Objective: All of the entries need to be written out again, exactly as they are.

Data supplied:
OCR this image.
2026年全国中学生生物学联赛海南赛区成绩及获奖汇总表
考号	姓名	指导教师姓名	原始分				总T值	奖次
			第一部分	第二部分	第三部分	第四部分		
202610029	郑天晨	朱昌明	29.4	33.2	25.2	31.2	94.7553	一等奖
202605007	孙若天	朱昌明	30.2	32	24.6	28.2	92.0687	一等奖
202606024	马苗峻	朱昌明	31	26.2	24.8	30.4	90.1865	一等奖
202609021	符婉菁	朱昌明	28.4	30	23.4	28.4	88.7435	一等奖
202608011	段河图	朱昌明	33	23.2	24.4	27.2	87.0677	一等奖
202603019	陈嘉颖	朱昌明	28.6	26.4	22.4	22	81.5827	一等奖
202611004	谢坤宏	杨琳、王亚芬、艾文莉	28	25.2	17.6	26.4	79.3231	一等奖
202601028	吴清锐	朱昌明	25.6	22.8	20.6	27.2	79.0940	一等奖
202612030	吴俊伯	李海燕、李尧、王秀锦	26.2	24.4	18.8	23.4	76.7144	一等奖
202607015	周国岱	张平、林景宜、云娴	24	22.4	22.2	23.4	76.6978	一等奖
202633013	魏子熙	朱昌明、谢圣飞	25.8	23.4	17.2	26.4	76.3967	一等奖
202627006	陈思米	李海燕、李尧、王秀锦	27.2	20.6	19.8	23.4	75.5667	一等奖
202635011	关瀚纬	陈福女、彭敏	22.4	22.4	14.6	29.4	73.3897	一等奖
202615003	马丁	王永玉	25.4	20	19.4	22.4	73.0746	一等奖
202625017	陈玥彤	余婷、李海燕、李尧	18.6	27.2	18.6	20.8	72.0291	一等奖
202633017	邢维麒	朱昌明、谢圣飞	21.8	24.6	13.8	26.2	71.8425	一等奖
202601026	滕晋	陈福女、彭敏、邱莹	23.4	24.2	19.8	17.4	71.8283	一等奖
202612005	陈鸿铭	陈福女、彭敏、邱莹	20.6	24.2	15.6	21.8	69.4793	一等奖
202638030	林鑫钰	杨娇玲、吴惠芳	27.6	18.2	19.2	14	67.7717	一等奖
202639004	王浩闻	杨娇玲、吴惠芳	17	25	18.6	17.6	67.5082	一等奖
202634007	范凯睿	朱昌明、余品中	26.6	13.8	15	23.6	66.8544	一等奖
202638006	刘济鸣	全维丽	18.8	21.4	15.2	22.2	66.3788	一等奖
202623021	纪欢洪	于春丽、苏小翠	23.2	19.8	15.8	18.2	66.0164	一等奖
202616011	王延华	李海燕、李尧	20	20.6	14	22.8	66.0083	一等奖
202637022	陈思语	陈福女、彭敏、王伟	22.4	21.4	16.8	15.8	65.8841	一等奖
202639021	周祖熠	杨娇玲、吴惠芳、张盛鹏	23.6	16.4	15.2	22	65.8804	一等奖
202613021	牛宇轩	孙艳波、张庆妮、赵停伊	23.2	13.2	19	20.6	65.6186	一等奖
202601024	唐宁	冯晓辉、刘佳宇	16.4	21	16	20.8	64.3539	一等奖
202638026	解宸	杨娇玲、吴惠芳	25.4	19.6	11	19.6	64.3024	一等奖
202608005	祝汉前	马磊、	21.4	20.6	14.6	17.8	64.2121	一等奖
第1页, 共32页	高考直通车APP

Solution:
OCR this image.
2026年全国中学生生物学联赛海南赛区成绩及获奖汇总表
考号	姓名	指导教师姓名	原始分				总T值	奖次
			第一部分	第二部分	第三部分	第四部分		
202610029	郑天晨	朱昌明	29.4	33.2	25.2	31.2	94.7553	一等奖
202605007	孙若天	朱昌明	30.2	32	24.6	28.2	92.0687	一等奖
202606024	马苗峻	朱昌明	31	26.2	24.8	30.4	90.1865	一等奖
202609021	符婉菁	朱昌明	28.4	30	23.4	28.4	88.7435	一等奖
202608011	段河图	朱昌明	33	23.2	24.4	27.2	87.0677	一等奖
202603019	陈嘉颖	朱昌明	28.6	26.4	22.4	22	81.5827	一等奖
202611004	谢坤宏	杨琳、王亚芬、艾文莉	28	25.2	17.6	26.4	79.3231	一等奖
202601028	吴清锐	朱昌明	25.6	22.8	20.6	27.2	79.0940	一等奖
202612030	吴俊伯	李海燕、李尧、王秀锦	26.2	24.4	18.8	23.4	76.7144	一等奖
202607015	周国岱	张平、林景宜、云娴	24	22.4	22.2	23.4	76.6978	一等奖
202633013	魏子熙	朱昌明、谢圣飞	25.8	23.4	17.2	26.4	76.3967	一等奖
202627006	陈思米	李海燕、李尧、王秀锦	27.2	20.6	19.8	23.4	75.5667	一等奖
202635011	关瀚纬	陈福女、彭敏	22.4	22.4	14.6	29.4	73.3897	一等奖
202615003	马丁	王永玉	25.4	20	19.4	22.4	73.0746	一等奖
202625017	陈玥彤	余婷、李海燕、李尧	18.6	27.2	18.6	20.8	72.0291	一等奖
202633017	邢维麒	朱昌明、谢圣飞	21.8	24.6	13.8	26.2	71.8425	一等奖
202601026	滕晋	陈福女、彭敏、邱莹	23.4	24.2	19.8	17.4	71.8283	一等奖
202612005	陈鸿铭	陈福女、彭敏、邱莹	20.6	24.2	15.6	21.8	69.4793	一等奖
202638030	林鑫钰	杨娇玲、吴惠芳	27.6	18.2	19.2	14	67.7717	一等奖
202639004	王浩闻	杨娇玲、吴惠芳	17	25	18.6	17.6	67.5082	一等奖
202634007	范凯睿	朱昌明、余品中	26.6	13.8	15	23.6	66.8544	一等奖
202638006	刘济鸣	全维丽	18.8	21.4	15.2	22.2	66.3788	一等奖
202623021	纪欢洪	于春丽、苏小翠	23.2	19.8	15.8	18.2	66.0164	一等奖
202616011	王延华	李海燕、李尧	20	20.6	14	22.8	66.0083	一等奖
202637022	陈思语	陈福女、彭敏、王伟	22.4	21.4	16.8	15.8	65.8841	一等奖
202639021	周祖熠	杨娇玲、吴惠芳、张盛鹏	23.6	16.4	15.2	22	65.8804	一等奖
202613021	牛宇轩	孙艳波、张庆妮、赵停伊	23.2	13.2	19	20.6	65.6186	一等奖
202601024	唐宁	冯晓辉、刘佳宇	16.4	21	16	20.8	64.3539	一等奖
202638026	解宸	杨娇玲、吴惠芳	25.4	19.6	11	19.6	64.3024	一等奖
202608005	祝汉前	马磊、	21.4	20.6	14.6	17.8	64.2121	一等奖
第1页, 共32页	高考直通车APP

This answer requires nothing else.